#### Aim:
In the data below, locate each line with the word "document" and list it.

#### Input records:
■ ■ ■

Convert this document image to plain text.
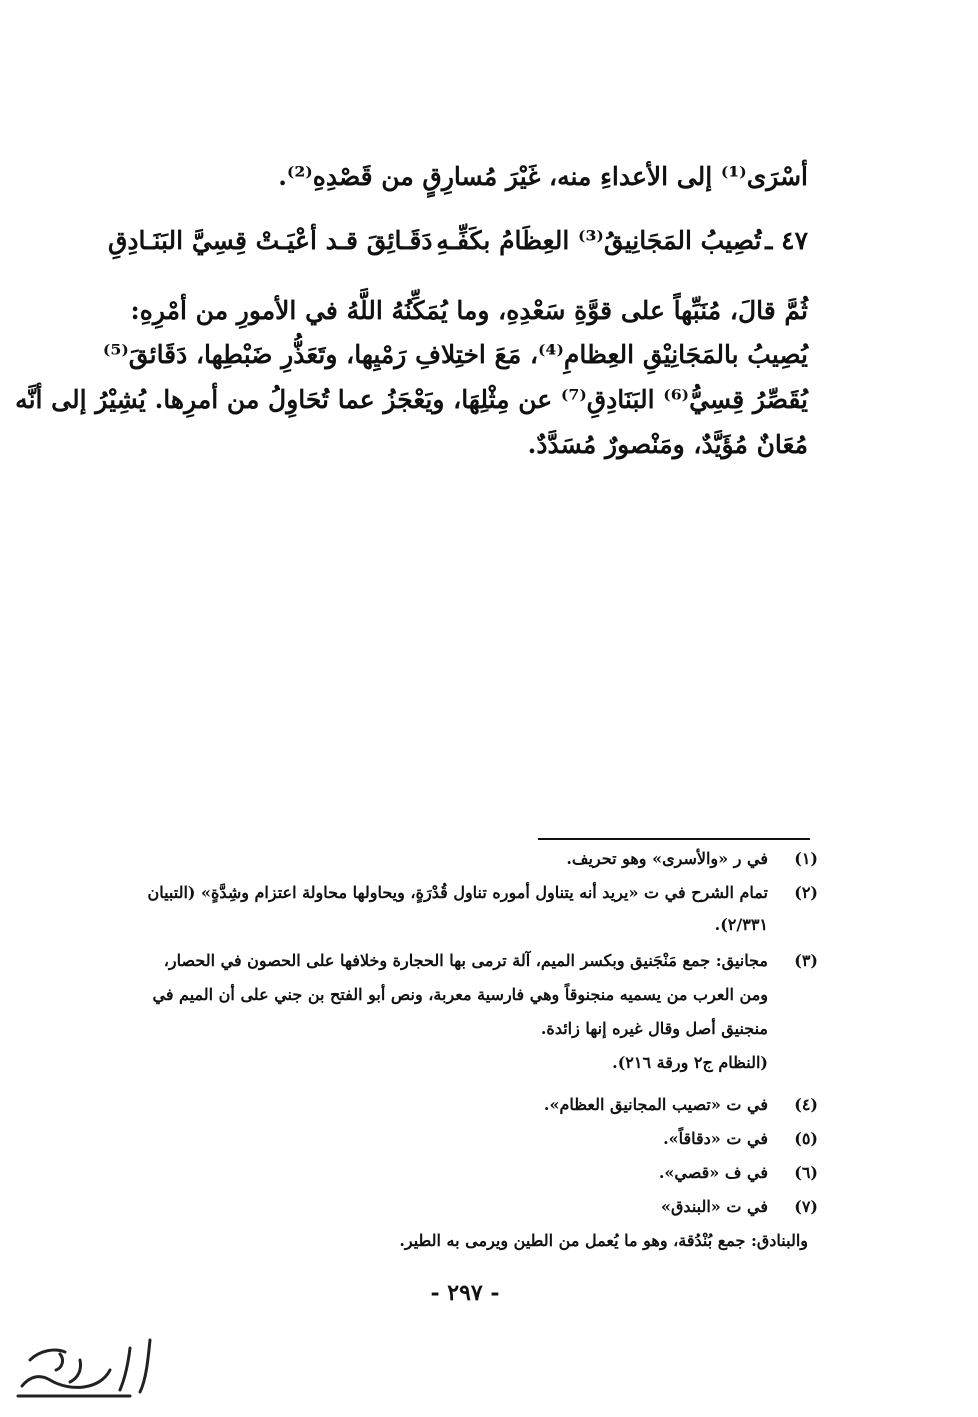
أسْرَى⁽¹⁾ إلى الأعداءِ منه، غَيْرَ مُسارِقٍ من قَصْدِهِ⁽²⁾.
٤٧ ـ
تُصِيبُ المَجَانِيقُ⁽³⁾ العِظَامُ بكَفِّـهِ
دَقَـائِقَ قـد أعْيَـتْ قِسِيَّ البَنَـادِقِ
ثُمَّ قالَ، مُنَبِّهاً على قوَّةِ سَعْدِهِ، وما يُمَكِّنُهُ اللَّهُ في الأمورِ من أمْرِهِ:
يُصِيبُ بالمَجَانِيْقِ العِظامِ⁽⁴⁾، مَعَ اختِلافِ رَمْيِها، وتَعَذُّرِ ضَبْطِها، دَقَائقَ⁽⁵⁾
يُقَصِّرُ قِسِيُّ⁽⁶⁾ البَنَادِقِ⁽⁷⁾ عن مِثْلِهَا، ويَعْجَزُ عما تُحَاوِلُ من أمرِها. يُشِيْرُ إلى أنَّه
مُعَانٌ مُؤَيَّدٌ، ومَنْصورٌ مُسَدَّدٌ.
(١)
في ر «والأسرى» وهو تحريف.
(٢)
تمام الشرح في ت «يريد أنه يتناول أموره تناول قُدْرَةٍ، ويحاولها محاولة اعتزام وشِدَّةٍ» (التبيان
٢/٣٣١).
(٣)
مجانيق: جمع مَنْجَنيق وبكسر الميم، آلة ترمى بها الحجارة وخلافها على الحصون في الحصار،
ومن العرب من يسميه منجنوقاً وهي فارسية معربة، ونص أبو الفتح بن جني على أن الميم في
منجنيق أصل وقال غيره إنها زائدة.
(النظام ج٢ ورقة ٢١٦).
(٤)
في ت «تصيب المجانيق العظام».
(٥)
في ت «دقاقاً».
(٦)
في ف «قصي».
(٧)
في ت «البندق»
والبنادق: جمع بُنْدُقة، وهو ما يُعمل من الطين ويرمى به الطير.
- ٢٩٧ -
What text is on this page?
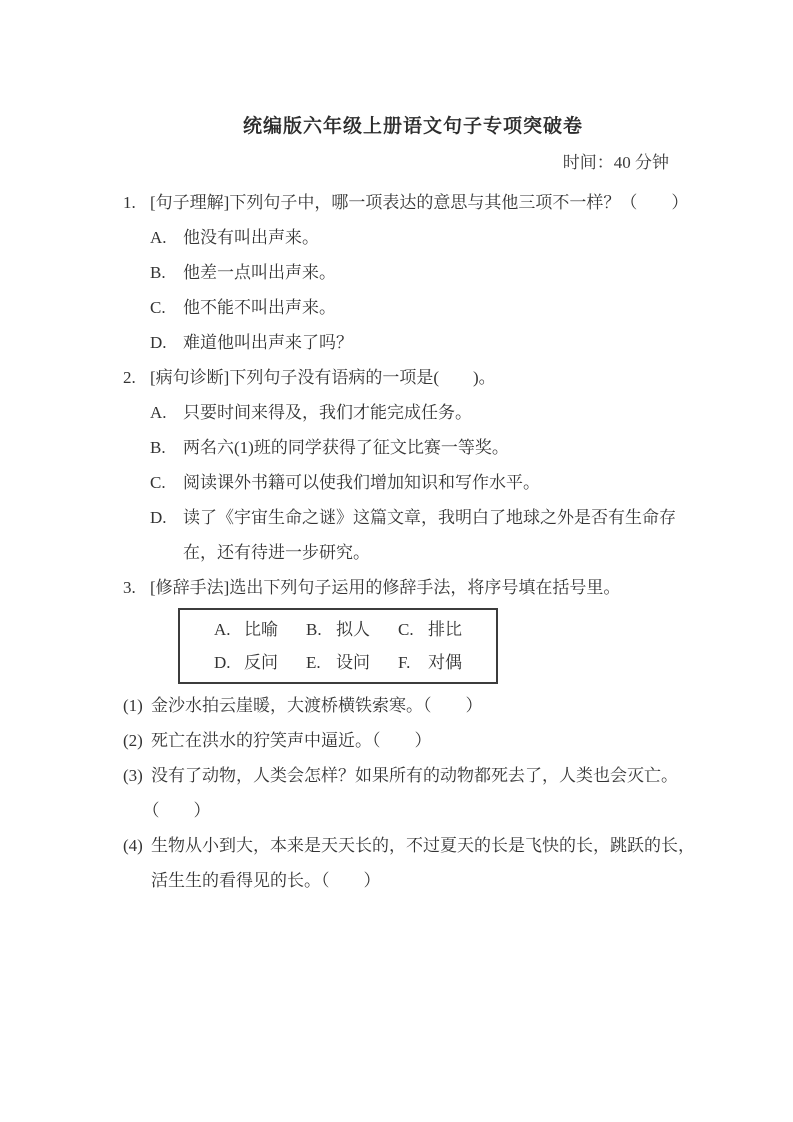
统编版六年级上册语文句子专项突破卷
时间：40 分钟
1. [句子理解]下列句子中，哪一项表达的意思与其他三项不一样？（　　）
A. 他没有叫出声来。
B.	他差一点叫出声来。
C.	他不能不叫出声来。
D. 难道他叫出声来了吗？
2. [病句诊断]下列句子没有语病的一项是(　　)。
A. 只要时间来得及，我们才能完成任务。
B.	两名六(1)班的同学获得了征文比赛一等奖。
C.	阅读课外书籍可以使我们增加知识和写作水平。
D. 读了《宇宙生命之谜》这篇文章，我明白了地球之外是否有生命存在，还有待进一步研究。
3. [修辞手法]选出下列句子运用的修辞手法，将序号填在括号里。
A. 比喻 B. 拟人 C. 排比
D. 反问 E. 设问 F. 对偶
(1) 金沙水拍云崖暖，大渡桥横铁索寒。（　　）
(2) 死亡在洪水的狞笑声中逼近。（　　）
(3) 没有了动物，人类会怎样？如果所有的动物都死去了，人类也会灭亡。（　　）
(4) 生物从小到大，本来是天天长的，不过夏天的长是飞快的长，跳跃的长，活生生的看得见的长。（　　）
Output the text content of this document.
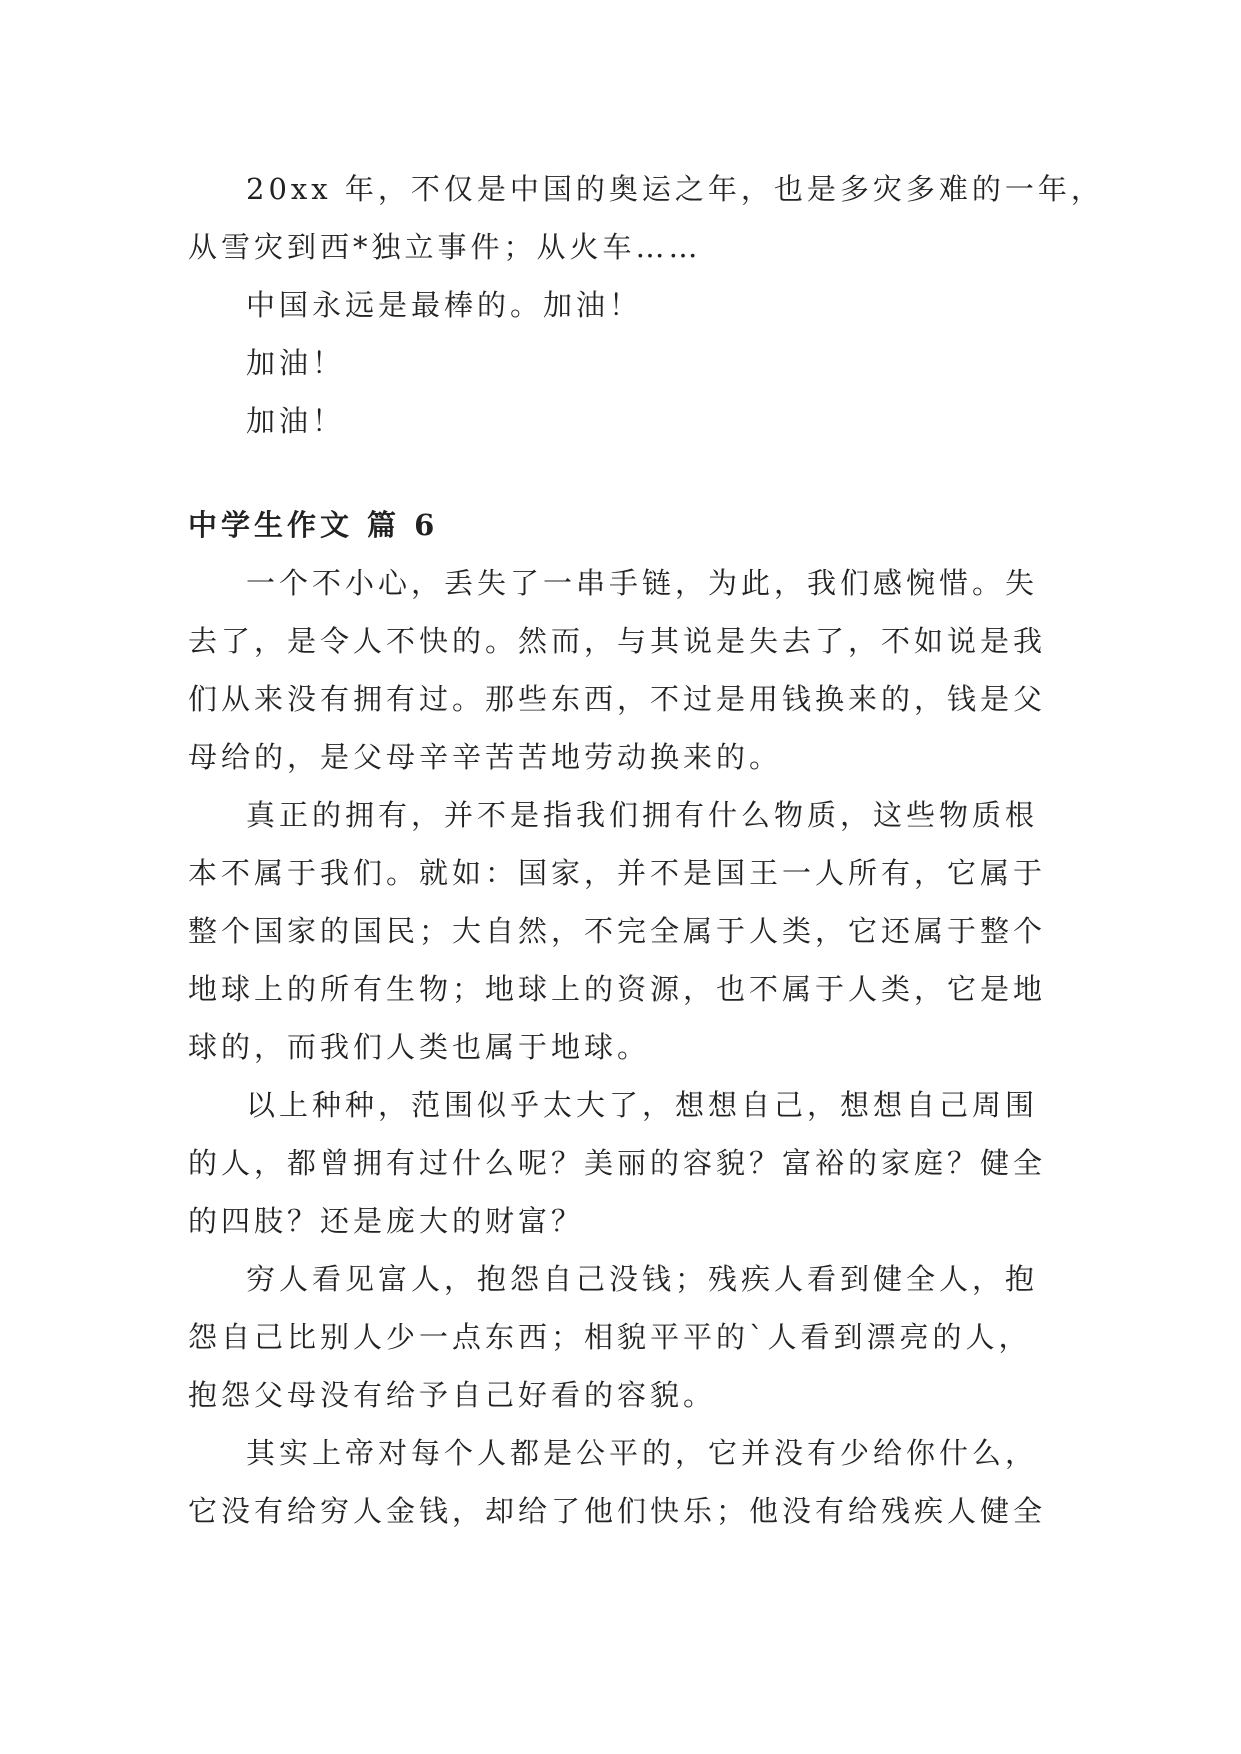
20xx 年，不仅是中国的奥运之年，也是多灾多难的一年，
从雪灾到西*独立事件；从火车……

中国永远是最棒的。加油！

加油！

加油！

中学生作文 篇 6

一个不小心，丢失了一串手链，为此，我们感惋惜。失
去了，是令人不快的。然而，与其说是失去了，不如说是我
们从来没有拥有过。那些东西，不过是用钱换来的，钱是父
母给的，是父母辛辛苦苦地劳动换来的。

真正的拥有，并不是指我们拥有什么物质，这些物质根
本不属于我们。就如：国家，并不是国王一人所有，它属于
整个国家的国民；大自然，不完全属于人类，它还属于整个
地球上的所有生物；地球上的资源，也不属于人类，它是地
球的，而我们人类也属于地球。

以上种种，范围似乎太大了，想想自己，想想自己周围
的人，都曾拥有过什么呢？美丽的容貌？富裕的家庭？健全
的四肢？还是庞大的财富？

穷人看见富人，抱怨自己没钱；残疾人看到健全人，抱
怨自己比别人少一点东西；相貌平平的`人看到漂亮的人，
抱怨父母没有给予自己好看的容貌。

其实上帝对每个人都是公平的，它并没有少给你什么，
它没有给穷人金钱，却给了他们快乐；他没有给残疾人健全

■ ■ ■

#### Answer to this problem:
Convert this document image to plain text.
Output the text content of this document.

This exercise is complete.